====== The records ======

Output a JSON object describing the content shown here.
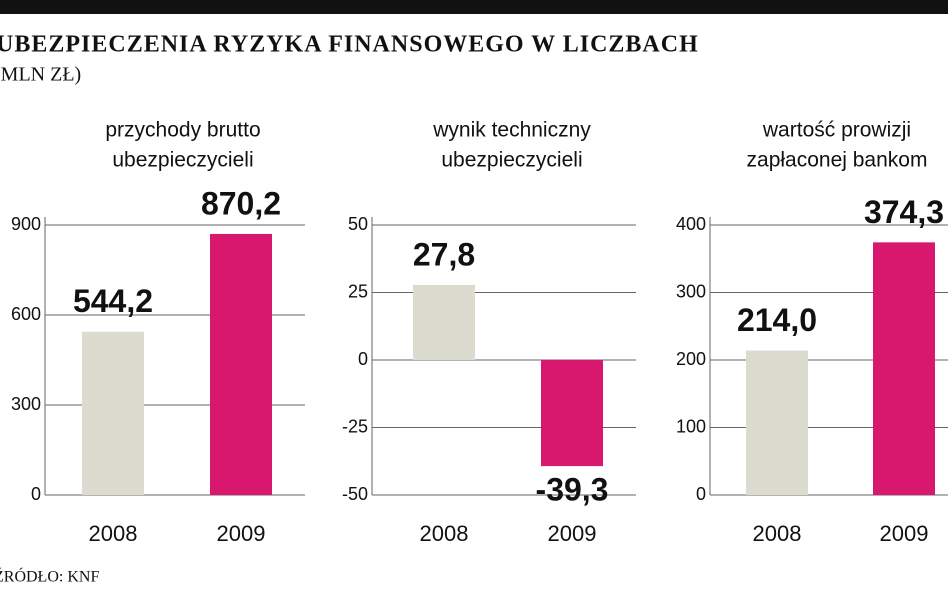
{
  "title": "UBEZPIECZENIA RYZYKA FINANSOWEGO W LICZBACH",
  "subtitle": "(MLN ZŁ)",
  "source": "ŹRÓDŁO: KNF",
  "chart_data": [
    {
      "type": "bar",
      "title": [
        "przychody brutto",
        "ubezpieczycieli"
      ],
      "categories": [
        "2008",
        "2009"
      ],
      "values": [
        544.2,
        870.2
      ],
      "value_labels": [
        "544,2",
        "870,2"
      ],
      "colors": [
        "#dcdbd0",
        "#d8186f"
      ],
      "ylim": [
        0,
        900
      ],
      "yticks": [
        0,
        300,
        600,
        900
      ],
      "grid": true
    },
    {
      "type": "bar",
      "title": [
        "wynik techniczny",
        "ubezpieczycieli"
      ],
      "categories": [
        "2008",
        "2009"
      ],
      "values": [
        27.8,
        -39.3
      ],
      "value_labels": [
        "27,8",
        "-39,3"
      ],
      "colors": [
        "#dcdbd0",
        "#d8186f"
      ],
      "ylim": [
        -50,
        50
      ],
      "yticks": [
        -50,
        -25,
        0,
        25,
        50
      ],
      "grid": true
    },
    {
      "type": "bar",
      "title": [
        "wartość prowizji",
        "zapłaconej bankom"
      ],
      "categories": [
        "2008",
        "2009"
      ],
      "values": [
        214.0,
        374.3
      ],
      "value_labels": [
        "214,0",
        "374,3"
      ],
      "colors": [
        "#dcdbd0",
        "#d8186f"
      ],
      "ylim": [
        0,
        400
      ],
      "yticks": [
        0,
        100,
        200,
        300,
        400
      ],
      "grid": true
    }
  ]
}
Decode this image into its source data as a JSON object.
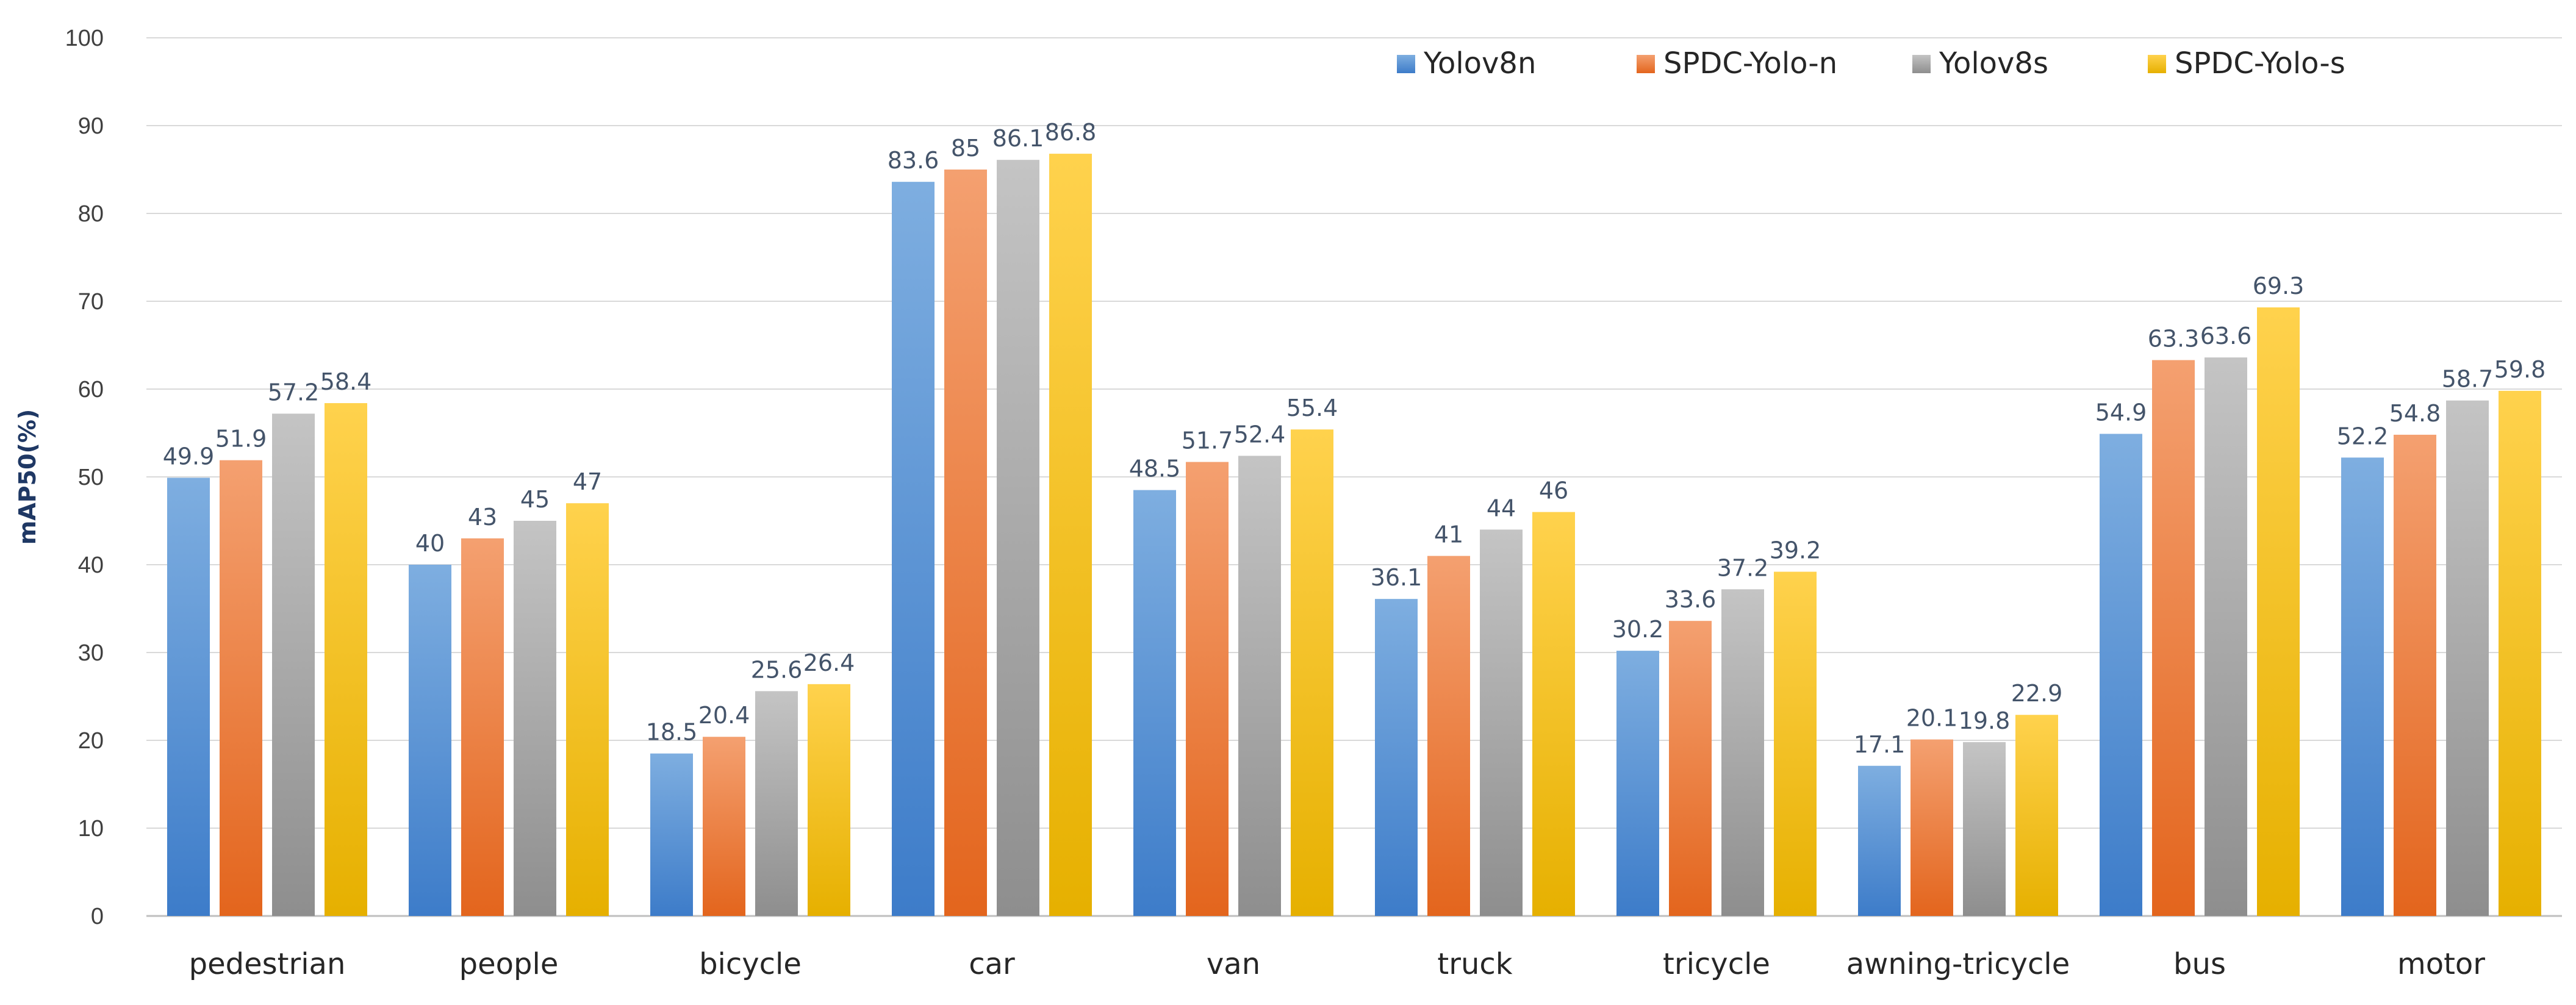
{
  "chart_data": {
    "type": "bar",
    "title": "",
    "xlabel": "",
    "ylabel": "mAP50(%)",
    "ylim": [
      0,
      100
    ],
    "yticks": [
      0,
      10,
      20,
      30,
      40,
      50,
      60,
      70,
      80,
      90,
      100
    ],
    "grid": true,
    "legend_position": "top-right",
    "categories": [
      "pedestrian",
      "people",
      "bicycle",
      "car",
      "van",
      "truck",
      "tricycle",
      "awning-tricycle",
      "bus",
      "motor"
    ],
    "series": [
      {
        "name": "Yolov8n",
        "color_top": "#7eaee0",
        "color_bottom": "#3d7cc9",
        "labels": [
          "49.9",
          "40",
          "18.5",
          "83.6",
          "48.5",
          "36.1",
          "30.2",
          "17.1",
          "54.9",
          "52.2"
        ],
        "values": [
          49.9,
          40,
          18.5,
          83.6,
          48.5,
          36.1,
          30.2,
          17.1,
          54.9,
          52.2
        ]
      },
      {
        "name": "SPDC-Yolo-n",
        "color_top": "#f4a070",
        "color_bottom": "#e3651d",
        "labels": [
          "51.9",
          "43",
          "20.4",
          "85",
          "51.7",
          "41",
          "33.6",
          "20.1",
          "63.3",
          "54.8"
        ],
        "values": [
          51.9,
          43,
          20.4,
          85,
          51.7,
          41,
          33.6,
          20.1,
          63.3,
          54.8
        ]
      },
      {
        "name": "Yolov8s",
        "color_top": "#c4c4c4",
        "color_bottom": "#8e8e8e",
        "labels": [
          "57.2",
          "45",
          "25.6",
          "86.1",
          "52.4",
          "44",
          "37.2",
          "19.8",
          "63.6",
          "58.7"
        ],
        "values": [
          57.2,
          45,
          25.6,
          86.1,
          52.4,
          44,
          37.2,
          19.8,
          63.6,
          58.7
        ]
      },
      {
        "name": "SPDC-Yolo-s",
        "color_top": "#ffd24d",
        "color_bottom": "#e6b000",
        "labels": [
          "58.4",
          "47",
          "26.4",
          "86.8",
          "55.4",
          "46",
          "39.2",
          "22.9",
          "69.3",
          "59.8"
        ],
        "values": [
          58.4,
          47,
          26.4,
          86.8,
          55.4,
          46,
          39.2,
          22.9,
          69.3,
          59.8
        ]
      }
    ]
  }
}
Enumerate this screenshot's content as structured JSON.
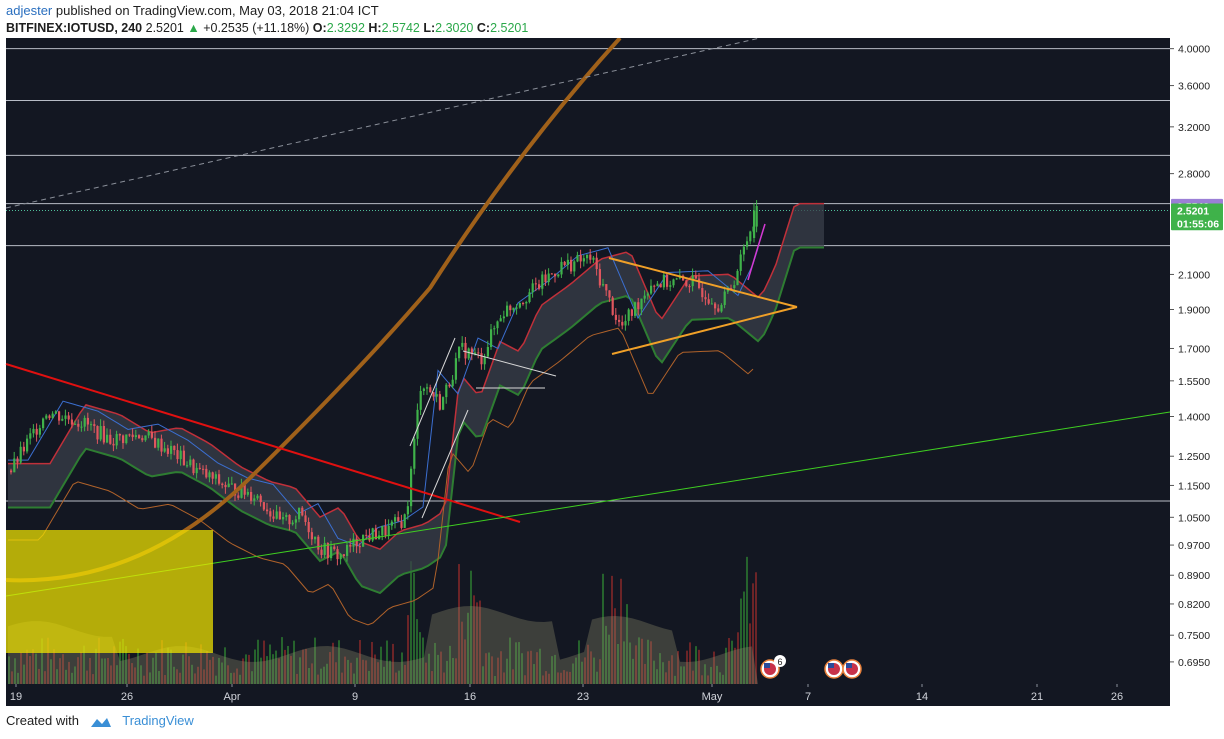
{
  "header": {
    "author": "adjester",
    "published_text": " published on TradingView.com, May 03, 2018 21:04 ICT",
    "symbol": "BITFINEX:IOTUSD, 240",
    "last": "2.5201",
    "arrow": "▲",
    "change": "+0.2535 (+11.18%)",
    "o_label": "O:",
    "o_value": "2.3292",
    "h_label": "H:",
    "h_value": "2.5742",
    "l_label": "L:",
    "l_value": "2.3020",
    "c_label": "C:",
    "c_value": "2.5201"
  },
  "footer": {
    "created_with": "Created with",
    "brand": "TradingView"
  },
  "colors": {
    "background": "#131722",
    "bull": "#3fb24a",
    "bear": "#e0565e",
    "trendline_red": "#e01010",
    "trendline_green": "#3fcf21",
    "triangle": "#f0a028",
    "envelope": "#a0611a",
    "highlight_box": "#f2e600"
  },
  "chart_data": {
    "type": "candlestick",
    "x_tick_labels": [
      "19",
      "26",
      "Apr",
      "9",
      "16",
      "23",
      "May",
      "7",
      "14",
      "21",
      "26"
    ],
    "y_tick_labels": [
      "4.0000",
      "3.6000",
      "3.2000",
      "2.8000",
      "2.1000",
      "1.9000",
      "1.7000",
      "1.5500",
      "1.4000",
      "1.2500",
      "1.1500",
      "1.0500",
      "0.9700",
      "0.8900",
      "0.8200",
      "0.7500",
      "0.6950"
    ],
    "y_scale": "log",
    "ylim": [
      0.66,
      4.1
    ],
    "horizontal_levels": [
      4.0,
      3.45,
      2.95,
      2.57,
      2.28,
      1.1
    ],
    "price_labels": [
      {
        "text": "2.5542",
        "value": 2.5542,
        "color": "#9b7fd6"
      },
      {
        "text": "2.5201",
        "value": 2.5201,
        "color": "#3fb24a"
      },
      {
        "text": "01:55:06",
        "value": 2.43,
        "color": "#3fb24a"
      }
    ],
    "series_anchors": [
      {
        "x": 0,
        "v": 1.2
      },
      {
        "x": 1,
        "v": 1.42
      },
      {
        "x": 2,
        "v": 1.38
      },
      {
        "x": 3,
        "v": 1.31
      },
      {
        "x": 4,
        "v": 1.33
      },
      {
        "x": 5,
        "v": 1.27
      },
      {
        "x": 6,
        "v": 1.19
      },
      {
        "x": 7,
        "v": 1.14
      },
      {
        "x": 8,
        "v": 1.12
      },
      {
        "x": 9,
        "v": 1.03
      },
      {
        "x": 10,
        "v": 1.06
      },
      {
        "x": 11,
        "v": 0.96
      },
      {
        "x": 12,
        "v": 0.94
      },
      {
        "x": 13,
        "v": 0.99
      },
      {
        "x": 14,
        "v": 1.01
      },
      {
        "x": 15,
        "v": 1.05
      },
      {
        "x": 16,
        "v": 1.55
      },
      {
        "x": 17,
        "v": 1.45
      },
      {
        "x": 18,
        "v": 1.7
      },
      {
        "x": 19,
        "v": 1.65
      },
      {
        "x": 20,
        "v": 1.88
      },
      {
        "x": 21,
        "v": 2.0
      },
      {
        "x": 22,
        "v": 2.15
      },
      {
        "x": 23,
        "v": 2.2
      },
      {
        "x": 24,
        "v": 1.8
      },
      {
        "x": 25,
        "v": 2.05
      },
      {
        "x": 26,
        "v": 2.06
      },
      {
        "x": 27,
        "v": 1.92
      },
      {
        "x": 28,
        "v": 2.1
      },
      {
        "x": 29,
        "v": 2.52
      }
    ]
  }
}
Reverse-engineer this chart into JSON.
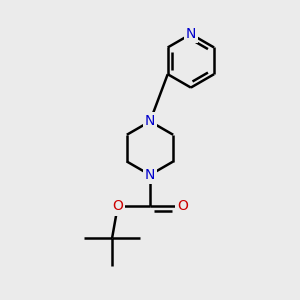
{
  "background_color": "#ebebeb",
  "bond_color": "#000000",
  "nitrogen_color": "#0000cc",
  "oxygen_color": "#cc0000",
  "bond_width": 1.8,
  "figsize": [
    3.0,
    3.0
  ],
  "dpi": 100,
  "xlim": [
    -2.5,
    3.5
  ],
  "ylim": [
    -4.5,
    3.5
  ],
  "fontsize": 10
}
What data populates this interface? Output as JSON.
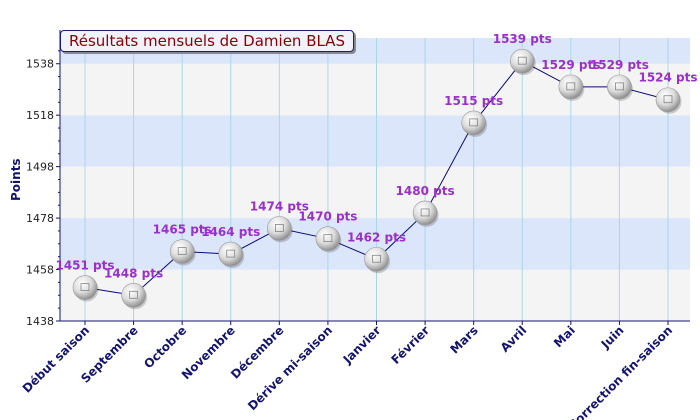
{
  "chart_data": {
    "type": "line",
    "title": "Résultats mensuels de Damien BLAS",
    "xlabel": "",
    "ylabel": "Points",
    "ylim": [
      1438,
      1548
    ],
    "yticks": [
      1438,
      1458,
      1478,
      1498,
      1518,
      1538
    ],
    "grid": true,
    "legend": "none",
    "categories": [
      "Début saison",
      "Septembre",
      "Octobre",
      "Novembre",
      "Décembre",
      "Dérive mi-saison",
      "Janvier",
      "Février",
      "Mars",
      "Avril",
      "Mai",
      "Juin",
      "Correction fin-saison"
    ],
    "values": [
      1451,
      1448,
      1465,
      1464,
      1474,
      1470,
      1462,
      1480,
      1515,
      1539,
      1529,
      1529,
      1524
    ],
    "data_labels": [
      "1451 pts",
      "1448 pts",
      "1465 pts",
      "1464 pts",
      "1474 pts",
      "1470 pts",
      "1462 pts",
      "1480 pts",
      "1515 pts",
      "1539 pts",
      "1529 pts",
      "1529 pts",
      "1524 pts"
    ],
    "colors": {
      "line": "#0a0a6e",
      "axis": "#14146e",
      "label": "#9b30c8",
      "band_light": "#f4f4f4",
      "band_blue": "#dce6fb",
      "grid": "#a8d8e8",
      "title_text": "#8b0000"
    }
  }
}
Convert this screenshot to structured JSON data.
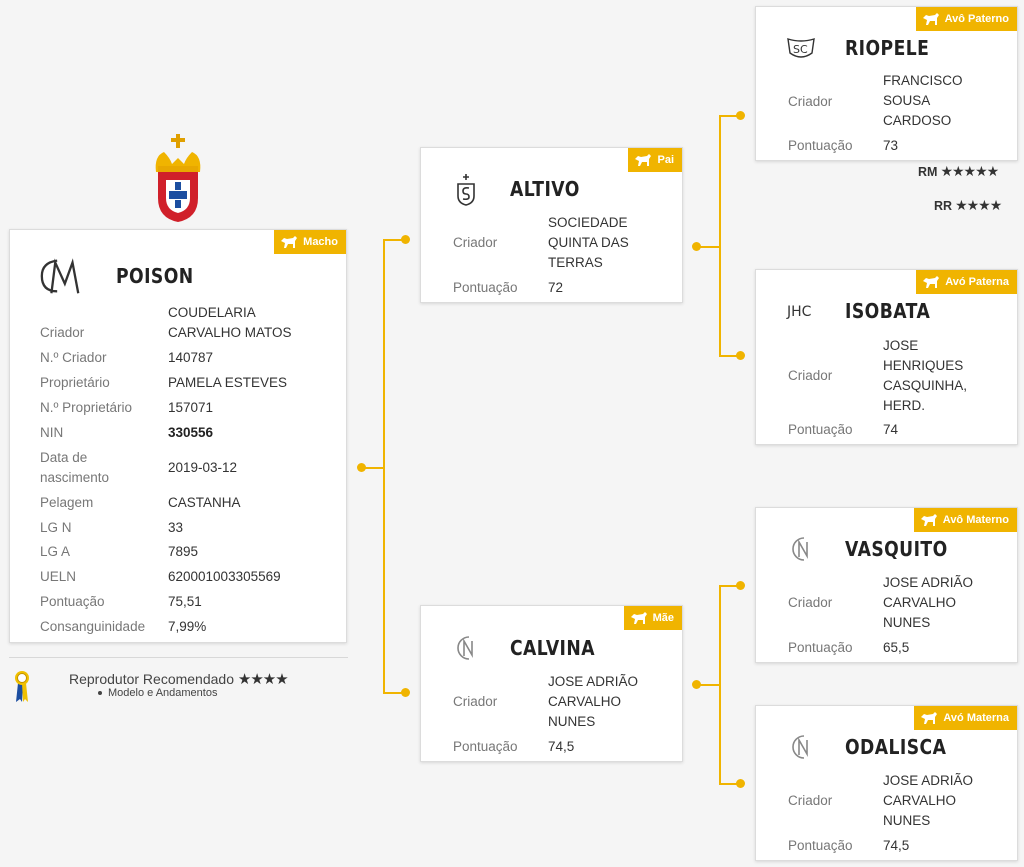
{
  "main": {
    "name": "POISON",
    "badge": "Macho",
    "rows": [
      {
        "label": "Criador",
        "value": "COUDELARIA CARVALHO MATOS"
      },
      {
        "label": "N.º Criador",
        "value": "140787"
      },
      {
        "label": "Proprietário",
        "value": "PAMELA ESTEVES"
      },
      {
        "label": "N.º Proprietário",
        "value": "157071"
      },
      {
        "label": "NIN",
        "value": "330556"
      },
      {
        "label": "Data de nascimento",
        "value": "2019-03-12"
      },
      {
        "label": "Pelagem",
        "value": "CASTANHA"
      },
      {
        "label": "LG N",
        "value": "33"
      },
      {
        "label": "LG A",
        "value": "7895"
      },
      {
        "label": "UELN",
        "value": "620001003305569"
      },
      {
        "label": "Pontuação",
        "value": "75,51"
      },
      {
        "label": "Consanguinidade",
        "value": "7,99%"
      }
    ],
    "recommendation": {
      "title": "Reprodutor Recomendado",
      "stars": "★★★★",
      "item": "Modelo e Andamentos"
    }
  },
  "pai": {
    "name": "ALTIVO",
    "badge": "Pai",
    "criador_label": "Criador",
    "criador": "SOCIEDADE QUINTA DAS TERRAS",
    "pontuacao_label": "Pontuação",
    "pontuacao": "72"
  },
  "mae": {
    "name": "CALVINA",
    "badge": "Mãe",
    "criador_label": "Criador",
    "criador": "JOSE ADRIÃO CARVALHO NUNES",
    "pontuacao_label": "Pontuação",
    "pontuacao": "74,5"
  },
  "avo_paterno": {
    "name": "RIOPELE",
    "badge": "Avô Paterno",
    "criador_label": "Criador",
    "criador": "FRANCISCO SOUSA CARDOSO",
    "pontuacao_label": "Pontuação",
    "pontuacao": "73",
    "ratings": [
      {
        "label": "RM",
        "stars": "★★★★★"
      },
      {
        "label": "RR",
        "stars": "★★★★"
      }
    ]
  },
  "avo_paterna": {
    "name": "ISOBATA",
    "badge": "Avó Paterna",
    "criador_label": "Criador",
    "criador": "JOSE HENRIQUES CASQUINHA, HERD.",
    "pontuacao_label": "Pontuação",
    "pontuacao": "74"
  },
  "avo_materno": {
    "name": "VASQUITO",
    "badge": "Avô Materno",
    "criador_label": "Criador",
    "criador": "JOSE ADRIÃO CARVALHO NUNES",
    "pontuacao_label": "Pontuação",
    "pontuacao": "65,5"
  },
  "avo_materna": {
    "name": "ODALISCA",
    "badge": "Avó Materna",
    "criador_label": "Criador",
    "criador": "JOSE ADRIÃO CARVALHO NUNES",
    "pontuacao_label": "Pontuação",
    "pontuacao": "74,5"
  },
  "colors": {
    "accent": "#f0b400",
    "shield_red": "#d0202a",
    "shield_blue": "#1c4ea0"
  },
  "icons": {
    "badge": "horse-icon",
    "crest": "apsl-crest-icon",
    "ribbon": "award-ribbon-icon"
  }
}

======

### Problem requirements
Pull every line holding "screenshot" out of the records.

### The output
Enumerate this screenshot's content as structured JSON.
Convert this screenshot to structured JSON data.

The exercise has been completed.